* What the exercise asks
Search the data below for the word "февраля" and copy each line that holds it.

(Rows from a dataset)
_ _ _ _ _ _ _
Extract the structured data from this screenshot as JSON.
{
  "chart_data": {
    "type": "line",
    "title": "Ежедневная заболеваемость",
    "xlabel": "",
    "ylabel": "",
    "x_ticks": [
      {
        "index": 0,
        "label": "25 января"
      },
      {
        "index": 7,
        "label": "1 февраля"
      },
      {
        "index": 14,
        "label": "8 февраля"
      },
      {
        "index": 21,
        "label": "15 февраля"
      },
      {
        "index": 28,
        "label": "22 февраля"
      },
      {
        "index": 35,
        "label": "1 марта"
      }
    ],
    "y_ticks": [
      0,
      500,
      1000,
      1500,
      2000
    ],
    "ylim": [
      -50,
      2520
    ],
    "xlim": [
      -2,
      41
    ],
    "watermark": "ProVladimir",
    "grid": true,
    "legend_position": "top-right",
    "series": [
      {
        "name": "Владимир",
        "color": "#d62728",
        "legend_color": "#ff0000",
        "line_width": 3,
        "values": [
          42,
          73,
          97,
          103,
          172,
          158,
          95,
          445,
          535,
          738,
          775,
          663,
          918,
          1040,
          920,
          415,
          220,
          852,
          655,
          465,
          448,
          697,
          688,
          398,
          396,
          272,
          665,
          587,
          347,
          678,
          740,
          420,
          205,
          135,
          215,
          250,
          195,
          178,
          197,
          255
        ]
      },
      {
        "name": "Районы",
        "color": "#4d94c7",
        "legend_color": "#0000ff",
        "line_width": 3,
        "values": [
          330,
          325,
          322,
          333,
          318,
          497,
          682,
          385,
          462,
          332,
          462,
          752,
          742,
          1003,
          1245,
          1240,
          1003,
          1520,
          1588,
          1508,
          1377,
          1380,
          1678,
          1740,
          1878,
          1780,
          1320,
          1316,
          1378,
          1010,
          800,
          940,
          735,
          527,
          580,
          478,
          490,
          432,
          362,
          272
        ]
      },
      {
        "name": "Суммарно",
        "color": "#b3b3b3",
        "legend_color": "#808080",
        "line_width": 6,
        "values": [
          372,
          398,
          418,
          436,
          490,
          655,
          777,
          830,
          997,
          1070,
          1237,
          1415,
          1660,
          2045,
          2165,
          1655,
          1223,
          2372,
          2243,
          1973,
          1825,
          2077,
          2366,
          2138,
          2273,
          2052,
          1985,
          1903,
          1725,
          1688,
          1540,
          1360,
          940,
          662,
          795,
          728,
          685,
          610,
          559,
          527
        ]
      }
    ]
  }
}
_ _ _ _ _ _ _
* Result below
        "label": "1 февраля"
        "label": "8 февраля"
        "label": "15 февраля"
        "label": "22 февраля"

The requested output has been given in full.